▶ _Extrait de page_:

Des déclins plus modestes ont été enregistrés pour les dépenses liées aux hôpitaux et autres milieux institutionnels et administratifs. Toutefois, les compressions ne semblent pas avoir frappé les médecins, les autres professionnels et le milieu de la santé publique. Les dépenses réelles par habitant pour les médecins ont augmenté de 3 pour cent depuis 2010. Quant aux autres professionnels, elles se chiffrent à 12,5 pour cent, et à un tiers d’un pour cent pour la santé publique.

Les dépenses en santé varient selon les provinces et les territoires, ce qui reflète les diverses réalités au sein de la fédération. Les dépenses réelles par habitant effectuées par les gouvernements en santé ont chuté dans huit des 10 provinces et dans deux des trois territoires. Le changement du taux de dépenses gouvernementales réelles par habitant depuis 2010 varie. Des baisses de près de sept pour cent ont été enregistrées en Alberta et en Ontario, de cinq pour cent au Nouveau-Brunswick, alors qu’ailleurs, des hausses ont été recensées, soit de 0,5 pour cent en Colombie-Britannique, de trois pour cent en Nouvelle-Écosse et de sept pour cent dans les Territoires-du-Nord-Ouest. Ces écarts peuvent découler des taux différentiels du vieillissement de la population et de la croissance de celle-ci ainsi que d’un rendement économique sous-jacent et ses effets sur les revenus autonomes gouvernementaux.

Une telle fluctuation des coûts en santé n’a pas été observée depuis 1992 à 1996, lorsque les dépenses réelles par habitant effectuées par les gouvernements provinciaux et territoriaux ont chuté de près de huit pour cent. Ce déclin a été suivi d’une grave récession et d’importantes contraintes budgétaires dans un contexte de déficits grandissants. Le tout a été exacerbé par les réductions des transferts de fonds fédéraux destinés à la santé, avec l’introduction du Transfert canadien en matière de santé et de programmes sociaux. Or aujourd’hui, les transferts fédéraux en matière de santé augmentent de façon continue, bien que les taux de croissance déclineront à compter de 2017.

Pour ce qui est du déclin actuel, la principale question est la suivante : s’agit-t-il d’un fléchissement permanent de la courbe ou d’une pause temporaire? Après le déclin des dépenses recensé entre 1992 et 1996, les dépenses gouvernementales réelles par habitant en santé ont augmenté avec le regain de l’économie et l’augmentation des transferts fédéraux à la suite de l’Accord sur la santé en 2004. En effet, les dépenses réelles par habitant effectuées par les gouvernements provinciaux et territoriaux en santé ont augmenté de 50 pour cent entre 1996 et 2010.

▶ _Données fournies_:
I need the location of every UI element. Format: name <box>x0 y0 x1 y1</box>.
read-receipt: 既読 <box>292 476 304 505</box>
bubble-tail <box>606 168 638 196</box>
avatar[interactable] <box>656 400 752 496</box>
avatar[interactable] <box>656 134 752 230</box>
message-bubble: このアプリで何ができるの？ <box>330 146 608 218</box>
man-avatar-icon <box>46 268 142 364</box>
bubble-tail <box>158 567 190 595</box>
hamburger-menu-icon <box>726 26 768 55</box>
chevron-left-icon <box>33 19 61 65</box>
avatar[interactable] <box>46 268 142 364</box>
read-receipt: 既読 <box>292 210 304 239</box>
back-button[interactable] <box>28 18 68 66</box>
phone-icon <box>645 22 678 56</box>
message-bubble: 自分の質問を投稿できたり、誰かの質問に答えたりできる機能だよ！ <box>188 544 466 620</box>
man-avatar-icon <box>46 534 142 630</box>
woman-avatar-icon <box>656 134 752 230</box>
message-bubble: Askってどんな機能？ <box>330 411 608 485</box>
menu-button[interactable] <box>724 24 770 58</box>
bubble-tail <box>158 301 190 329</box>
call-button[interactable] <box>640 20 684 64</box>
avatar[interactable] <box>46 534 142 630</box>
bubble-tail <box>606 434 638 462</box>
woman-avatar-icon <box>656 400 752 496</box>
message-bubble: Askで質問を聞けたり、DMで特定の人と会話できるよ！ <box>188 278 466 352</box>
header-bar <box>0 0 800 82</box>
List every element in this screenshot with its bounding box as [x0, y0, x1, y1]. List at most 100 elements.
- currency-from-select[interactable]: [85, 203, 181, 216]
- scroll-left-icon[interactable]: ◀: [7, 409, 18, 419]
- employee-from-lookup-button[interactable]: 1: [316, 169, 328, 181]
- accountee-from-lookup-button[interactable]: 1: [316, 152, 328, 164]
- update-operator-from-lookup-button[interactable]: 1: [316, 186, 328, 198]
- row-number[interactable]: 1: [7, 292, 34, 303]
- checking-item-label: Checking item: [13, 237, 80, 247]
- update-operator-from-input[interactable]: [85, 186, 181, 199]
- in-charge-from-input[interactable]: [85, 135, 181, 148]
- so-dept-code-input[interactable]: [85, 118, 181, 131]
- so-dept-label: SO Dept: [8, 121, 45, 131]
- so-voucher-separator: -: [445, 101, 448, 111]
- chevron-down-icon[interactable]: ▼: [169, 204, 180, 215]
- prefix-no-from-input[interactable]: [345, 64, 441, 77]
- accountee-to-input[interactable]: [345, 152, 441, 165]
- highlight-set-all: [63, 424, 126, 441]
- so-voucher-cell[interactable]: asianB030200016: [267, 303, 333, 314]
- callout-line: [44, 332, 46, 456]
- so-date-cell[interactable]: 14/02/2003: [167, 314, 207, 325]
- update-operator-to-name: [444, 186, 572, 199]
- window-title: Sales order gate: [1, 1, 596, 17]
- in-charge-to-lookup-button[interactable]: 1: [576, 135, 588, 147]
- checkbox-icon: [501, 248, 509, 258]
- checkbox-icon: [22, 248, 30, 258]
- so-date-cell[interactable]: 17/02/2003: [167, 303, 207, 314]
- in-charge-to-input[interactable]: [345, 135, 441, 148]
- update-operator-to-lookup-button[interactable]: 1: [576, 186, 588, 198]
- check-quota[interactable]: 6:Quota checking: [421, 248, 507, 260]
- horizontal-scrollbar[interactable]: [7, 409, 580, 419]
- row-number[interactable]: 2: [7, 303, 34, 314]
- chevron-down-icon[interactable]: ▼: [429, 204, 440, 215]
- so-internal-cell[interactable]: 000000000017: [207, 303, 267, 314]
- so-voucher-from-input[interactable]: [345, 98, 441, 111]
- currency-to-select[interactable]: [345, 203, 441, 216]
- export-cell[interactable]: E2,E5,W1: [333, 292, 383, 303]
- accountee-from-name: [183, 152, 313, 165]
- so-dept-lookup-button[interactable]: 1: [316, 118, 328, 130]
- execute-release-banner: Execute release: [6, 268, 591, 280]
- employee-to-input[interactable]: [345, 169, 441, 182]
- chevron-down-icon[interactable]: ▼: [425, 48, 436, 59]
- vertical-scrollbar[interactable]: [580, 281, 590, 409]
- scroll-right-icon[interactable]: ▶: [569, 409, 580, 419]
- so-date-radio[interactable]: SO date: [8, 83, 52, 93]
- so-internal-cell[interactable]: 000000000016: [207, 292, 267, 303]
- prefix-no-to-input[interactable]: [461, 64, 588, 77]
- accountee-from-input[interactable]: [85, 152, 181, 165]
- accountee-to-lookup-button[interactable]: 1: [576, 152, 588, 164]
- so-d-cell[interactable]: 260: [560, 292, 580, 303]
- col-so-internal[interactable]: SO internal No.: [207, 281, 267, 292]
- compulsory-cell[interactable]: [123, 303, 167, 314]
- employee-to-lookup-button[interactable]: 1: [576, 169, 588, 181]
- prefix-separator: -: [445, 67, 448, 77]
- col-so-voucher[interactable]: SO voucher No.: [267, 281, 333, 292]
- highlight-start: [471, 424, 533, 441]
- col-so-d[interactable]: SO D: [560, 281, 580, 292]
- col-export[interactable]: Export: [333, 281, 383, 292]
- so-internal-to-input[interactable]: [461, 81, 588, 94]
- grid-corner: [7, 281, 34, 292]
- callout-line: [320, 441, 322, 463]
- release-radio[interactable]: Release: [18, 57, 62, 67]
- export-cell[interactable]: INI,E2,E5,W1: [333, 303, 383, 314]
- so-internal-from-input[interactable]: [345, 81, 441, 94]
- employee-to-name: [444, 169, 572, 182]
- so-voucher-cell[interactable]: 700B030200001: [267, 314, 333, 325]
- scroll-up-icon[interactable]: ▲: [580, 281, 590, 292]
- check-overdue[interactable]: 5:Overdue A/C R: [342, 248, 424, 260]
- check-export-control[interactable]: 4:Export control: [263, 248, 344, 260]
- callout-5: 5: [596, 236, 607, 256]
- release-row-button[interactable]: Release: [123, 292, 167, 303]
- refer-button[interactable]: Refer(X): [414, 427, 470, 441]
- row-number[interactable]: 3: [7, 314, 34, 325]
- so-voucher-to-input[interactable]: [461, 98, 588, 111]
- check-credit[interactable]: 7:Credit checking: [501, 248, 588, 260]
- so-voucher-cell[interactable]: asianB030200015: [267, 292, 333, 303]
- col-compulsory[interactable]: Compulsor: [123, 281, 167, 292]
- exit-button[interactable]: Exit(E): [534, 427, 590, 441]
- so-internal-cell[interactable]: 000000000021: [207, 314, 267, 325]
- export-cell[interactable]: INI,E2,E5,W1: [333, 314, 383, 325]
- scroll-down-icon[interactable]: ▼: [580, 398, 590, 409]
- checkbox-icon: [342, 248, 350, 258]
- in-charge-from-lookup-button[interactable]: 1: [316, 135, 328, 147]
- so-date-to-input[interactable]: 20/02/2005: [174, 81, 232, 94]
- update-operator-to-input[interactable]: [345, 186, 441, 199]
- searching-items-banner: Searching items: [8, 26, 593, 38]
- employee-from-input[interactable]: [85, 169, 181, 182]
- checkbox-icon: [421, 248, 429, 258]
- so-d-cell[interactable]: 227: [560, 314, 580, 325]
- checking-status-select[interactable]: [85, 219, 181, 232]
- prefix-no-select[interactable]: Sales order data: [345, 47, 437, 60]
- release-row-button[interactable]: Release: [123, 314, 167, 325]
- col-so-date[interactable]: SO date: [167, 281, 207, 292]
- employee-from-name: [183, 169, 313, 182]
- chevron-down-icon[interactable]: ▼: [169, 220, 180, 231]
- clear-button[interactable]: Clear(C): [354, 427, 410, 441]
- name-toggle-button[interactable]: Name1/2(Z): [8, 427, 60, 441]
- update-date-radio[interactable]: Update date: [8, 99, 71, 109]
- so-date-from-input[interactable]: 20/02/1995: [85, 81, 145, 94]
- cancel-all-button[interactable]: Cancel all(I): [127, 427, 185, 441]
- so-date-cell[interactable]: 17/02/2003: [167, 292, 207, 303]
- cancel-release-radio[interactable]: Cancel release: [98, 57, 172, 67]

▶ _Problèmes à résoudre_:
A - Répondez aux questions suivantes d'après l'extrait sur les dépenses en santé.
(i) De combien les dépenses réelles par habitant pour les médecins ont-elles augmenté depuis 2010?
(ii) Dans combien des 10 provinces les dépenses réelles par habitant effectuées par les gouvernements en santé ont-elles chuté?
(iii) De combien les dépenses réelles par habitant effectuées par les gouvernements provinciaux et territoriaux en santé ont-elles augmenté entre 1996 et 2010?
B - Résumez l'extrait sur les dépenses en santé en deux phrases.

▶ _Réponses aux exercices_:
A -
(i) Elles ont augmenté de 3 pour cent.
(ii) Elles ont chuté dans huit des 10 provinces.
(iii) Elles ont augmenté de 50 pour cent.

B - Les dépenses réelles par habitant effectuées par les gouvernements en santé ont chuté dans huit des 10 provinces et dans deux des trois territoires, mais les compressions ne semblent pas avoir frappé les médecins, les autres professionnels et le milieu de la santé publique. Une telle fluctuation n'avait pas été observée depuis la période de 1992 à 1996, après laquelle ces dépenses ont augmenté de 50 pour cent entre 1996 et 2010, et la principale question est de savoir si le déclin actuel est un fléchissement permanent ou une pause temporaire.